◆ Required task
Repeat each line word for word.

◆ Listed records
####################

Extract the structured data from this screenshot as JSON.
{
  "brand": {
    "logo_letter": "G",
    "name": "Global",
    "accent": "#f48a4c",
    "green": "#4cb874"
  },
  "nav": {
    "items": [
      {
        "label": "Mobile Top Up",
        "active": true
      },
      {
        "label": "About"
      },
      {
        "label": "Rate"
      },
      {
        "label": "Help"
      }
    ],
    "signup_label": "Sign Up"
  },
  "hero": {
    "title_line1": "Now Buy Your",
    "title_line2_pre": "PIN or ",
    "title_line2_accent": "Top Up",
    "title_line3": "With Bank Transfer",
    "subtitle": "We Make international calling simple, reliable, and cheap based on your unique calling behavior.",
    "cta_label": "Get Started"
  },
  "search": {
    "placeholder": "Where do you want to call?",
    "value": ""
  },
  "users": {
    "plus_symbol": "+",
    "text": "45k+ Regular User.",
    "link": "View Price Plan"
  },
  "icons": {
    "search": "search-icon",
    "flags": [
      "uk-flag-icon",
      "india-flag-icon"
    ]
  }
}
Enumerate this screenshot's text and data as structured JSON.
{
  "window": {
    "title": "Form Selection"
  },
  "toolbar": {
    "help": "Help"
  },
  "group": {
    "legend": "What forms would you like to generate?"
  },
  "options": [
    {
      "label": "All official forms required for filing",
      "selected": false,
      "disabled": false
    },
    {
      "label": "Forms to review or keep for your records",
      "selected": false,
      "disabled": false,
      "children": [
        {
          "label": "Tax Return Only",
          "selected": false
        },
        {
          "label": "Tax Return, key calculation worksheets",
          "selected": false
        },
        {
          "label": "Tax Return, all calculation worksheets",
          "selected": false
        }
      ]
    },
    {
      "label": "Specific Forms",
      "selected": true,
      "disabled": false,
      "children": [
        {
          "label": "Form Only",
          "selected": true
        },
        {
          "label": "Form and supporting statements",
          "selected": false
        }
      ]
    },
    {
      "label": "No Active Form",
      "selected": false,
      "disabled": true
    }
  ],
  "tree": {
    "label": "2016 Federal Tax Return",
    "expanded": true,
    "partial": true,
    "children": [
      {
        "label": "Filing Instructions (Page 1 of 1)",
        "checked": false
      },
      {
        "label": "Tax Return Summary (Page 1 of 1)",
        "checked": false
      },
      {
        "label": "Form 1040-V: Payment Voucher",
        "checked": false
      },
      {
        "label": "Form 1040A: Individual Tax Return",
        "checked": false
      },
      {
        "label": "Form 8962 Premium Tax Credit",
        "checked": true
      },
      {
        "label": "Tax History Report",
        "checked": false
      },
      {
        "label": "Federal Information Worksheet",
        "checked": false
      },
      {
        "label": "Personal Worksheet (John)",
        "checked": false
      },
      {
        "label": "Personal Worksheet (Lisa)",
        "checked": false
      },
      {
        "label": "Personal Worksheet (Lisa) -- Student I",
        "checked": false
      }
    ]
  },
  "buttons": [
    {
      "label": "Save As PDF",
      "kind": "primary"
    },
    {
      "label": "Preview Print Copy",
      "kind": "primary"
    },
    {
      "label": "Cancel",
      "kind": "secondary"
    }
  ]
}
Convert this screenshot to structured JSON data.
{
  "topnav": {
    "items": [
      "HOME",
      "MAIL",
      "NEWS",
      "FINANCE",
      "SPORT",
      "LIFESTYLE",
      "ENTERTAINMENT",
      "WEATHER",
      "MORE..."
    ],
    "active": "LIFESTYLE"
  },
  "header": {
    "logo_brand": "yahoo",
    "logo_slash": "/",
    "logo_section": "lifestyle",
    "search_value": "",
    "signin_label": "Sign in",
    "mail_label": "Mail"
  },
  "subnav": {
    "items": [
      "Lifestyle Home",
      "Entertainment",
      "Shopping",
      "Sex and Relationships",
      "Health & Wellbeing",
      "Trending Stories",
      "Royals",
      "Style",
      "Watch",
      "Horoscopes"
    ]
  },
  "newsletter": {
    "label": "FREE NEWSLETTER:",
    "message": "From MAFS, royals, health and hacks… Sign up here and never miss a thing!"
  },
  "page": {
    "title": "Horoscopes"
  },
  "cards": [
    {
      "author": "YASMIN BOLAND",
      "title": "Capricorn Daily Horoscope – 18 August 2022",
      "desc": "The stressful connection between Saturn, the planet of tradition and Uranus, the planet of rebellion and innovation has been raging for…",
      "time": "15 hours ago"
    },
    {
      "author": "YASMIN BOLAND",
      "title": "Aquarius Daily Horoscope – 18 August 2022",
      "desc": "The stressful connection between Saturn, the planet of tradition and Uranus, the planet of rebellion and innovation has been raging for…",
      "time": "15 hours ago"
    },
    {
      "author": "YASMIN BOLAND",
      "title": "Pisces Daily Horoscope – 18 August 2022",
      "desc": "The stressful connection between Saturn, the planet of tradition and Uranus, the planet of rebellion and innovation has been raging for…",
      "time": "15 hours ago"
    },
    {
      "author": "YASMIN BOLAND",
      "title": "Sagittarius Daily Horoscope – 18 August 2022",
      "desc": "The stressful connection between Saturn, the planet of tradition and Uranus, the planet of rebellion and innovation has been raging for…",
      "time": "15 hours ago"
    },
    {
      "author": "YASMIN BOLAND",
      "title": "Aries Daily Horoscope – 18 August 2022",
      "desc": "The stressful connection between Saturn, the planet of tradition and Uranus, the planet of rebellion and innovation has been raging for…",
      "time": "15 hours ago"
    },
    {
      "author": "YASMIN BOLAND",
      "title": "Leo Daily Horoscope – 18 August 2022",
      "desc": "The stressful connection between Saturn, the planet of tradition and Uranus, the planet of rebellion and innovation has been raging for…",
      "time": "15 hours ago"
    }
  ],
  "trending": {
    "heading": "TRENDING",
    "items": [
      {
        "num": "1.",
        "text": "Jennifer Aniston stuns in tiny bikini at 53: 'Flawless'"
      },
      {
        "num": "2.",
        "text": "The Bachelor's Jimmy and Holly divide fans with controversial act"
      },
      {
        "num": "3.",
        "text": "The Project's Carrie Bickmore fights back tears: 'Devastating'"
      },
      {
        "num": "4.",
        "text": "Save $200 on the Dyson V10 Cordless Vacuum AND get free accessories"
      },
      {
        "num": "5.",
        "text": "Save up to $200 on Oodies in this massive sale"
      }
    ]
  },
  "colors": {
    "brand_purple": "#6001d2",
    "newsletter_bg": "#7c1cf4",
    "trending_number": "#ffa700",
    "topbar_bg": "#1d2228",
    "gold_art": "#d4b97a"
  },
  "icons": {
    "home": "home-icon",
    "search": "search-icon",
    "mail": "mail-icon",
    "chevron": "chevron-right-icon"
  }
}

####################

◆ Exercise response
Extract the structured data from this screenshot as JSON.
{
  "brand": {
    "logo_letter": "G",
    "name": "Global",
    "accent": "#f48a4c",
    "green": "#4cb874"
  },
  "nav": {
    "items": [
      {
        "label": "Mobile Top Up",
        "active": true
      },
      {
        "label": "About"
      },
      {
        "label": "Rate"
      },
      {
        "label": "Help"
      }
    ],
    "signup_label": "Sign Up"
  },
  "hero": {
    "title_line1": "Now Buy Your",
    "title_line2_pre": "PIN or ",
    "title_line2_accent": "Top Up",
    "title_line3": "With Bank Transfer",
    "subtitle": "We Make international calling simple, reliable, and cheap based on your unique calling behavior.",
    "cta_label": "Get Started"
  },
  "search": {
    "placeholder": "Where do you want to call?",
    "value": ""
  },
  "users": {
    "plus_symbol": "+",
    "text": "45k+ Regular User.",
    "link": "View Price Plan"
  },
  "icons": {
    "search": "search-icon",
    "flags": [
      "uk-flag-icon",
      "india-flag-icon"
    ]
  }
}
Enumerate this screenshot's text and data as structured JSON.
{
  "window": {
    "title": "Form Selection"
  },
  "toolbar": {
    "help": "Help"
  },
  "group": {
    "legend": "What forms would you like to generate?"
  },
  "options": [
    {
      "label": "All official forms required for filing",
      "selected": false,
      "disabled": false
    },
    {
      "label": "Forms to review or keep for your records",
      "selected": false,
      "disabled": false,
      "children": [
        {
          "label": "Tax Return Only",
          "selected": false
        },
        {
          "label": "Tax Return, key calculation worksheets",
          "selected": false
        },
        {
          "label": "Tax Return, all calculation worksheets",
          "selected": false
        }
      ]
    },
    {
      "label": "Specific Forms",
      "selected": true,
      "disabled": false,
      "children": [
        {
          "label": "Form Only",
          "selected": true
        },
        {
          "label": "Form and supporting statements",
          "selected": false
        }
      ]
    },
    {
      "label": "No Active Form",
      "selected": false,
      "disabled": true
    }
  ],
  "tree": {
    "label": "2016 Federal Tax Return",
    "expanded": true,
    "partial": true,
    "children": [
      {
        "label": "Filing Instructions (Page 1 of 1)",
        "checked": false
      },
      {
        "label": "Tax Return Summary (Page 1 of 1)",
        "checked": false
      },
      {
        "label": "Form 1040-V: Payment Voucher",
        "checked": false
      },
      {
        "label": "Form 1040A: Individual Tax Return",
        "checked": false
      },
      {
        "label": "Form 8962 Premium Tax Credit",
        "checked": true
      },
      {
        "label": "Tax History Report",
        "checked": false
      },
      {
        "label": "Federal Information Worksheet",
        "checked": false
      },
      {
        "label": "Personal Worksheet (John)",
        "checked": false
      },
      {
        "label": "Personal Worksheet (Lisa)",
        "checked": false
      },
      {
        "label": "Personal Worksheet (Lisa) -- Student I",
        "checked": false
      }
    ]
  },
  "buttons": [
    {
      "label": "Save As PDF",
      "kind": "primary"
    },
    {
      "label": "Preview Print Copy",
      "kind": "primary"
    },
    {
      "label": "Cancel",
      "kind": "secondary"
    }
  ]
}
Convert this screenshot to structured JSON data.
{
  "topnav": {
    "items": [
      "HOME",
      "MAIL",
      "NEWS",
      "FINANCE",
      "SPORT",
      "LIFESTYLE",
      "ENTERTAINMENT",
      "WEATHER",
      "MORE..."
    ],
    "active": "LIFESTYLE"
  },
  "header": {
    "logo_brand": "yahoo",
    "logo_slash": "/",
    "logo_section": "lifestyle",
    "search_value": "",
    "signin_label": "Sign in",
    "mail_label": "Mail"
  },
  "subnav": {
    "items": [
      "Lifestyle Home",
      "Entertainment",
      "Shopping",
      "Sex and Relationships",
      "Health & Wellbeing",
      "Trending Stories",
      "Royals",
      "Style",
      "Watch",
      "Horoscopes"
    ]
  },
  "newsletter": {
    "label": "FREE NEWSLETTER:",
    "message": "From MAFS, royals, health and hacks… Sign up here and never miss a thing!"
  },
  "page": {
    "title": "Horoscopes"
  },
  "cards": [
    {
      "author": "YASMIN BOLAND",
      "title": "Capricorn Daily Horoscope – 18 August 2022",
      "desc": "The stressful connection between Saturn, the planet of tradition and Uranus, the planet of rebellion and innovation has been raging for…",
      "time": "15 hours ago"
    },
    {
      "author": "YASMIN BOLAND",
      "title": "Aquarius Daily Horoscope – 18 August 2022",
      "desc": "The stressful connection between Saturn, the planet of tradition and Uranus, the planet of rebellion and innovation has been raging for…",
      "time": "15 hours ago"
    },
    {
      "author": "YASMIN BOLAND",
      "title": "Pisces Daily Horoscope – 18 August 2022",
      "desc": "The stressful connection between Saturn, the planet of tradition and Uranus, the planet of rebellion and innovation has been raging for…",
      "time": "15 hours ago"
    },
    {
      "author": "YASMIN BOLAND",
      "title": "Sagittarius Daily Horoscope – 18 August 2022",
      "desc": "The stressful connection between Saturn, the planet of tradition and Uranus, the planet of rebellion and innovation has been raging for…",
      "time": "15 hours ago"
    },
    {
      "author": "YASMIN BOLAND",
      "title": "Aries Daily Horoscope – 18 August 2022",
      "desc": "The stressful connection between Saturn, the planet of tradition and Uranus, the planet of rebellion and innovation has been raging for…",
      "time": "15 hours ago"
    },
    {
      "author": "YASMIN BOLAND",
      "title": "Leo Daily Horoscope – 18 August 2022",
      "desc": "The stressful connection between Saturn, the planet of tradition and Uranus, the planet of rebellion and innovation has been raging for…",
      "time": "15 hours ago"
    }
  ],
  "trending": {
    "heading": "TRENDING",
    "items": [
      {
        "num": "1.",
        "text": "Jennifer Aniston stuns in tiny bikini at 53: 'Flawless'"
      },
      {
        "num": "2.",
        "text": "The Bachelor's Jimmy and Holly divide fans with controversial act"
      },
      {
        "num": "3.",
        "text": "The Project's Carrie Bickmore fights back tears: 'Devastating'"
      },
      {
        "num": "4.",
        "text": "Save $200 on the Dyson V10 Cordless Vacuum AND get free accessories"
      },
      {
        "num": "5.",
        "text": "Save up to $200 on Oodies in this massive sale"
      }
    ]
  },
  "colors": {
    "brand_purple": "#6001d2",
    "newsletter_bg": "#7c1cf4",
    "trending_number": "#ffa700",
    "topbar_bg": "#1d2228",
    "gold_art": "#d4b97a"
  },
  "icons": {
    "home": "home-icon",
    "search": "search-icon",
    "mail": "mail-icon",
    "chevron": "chevron-right-icon"
  }
}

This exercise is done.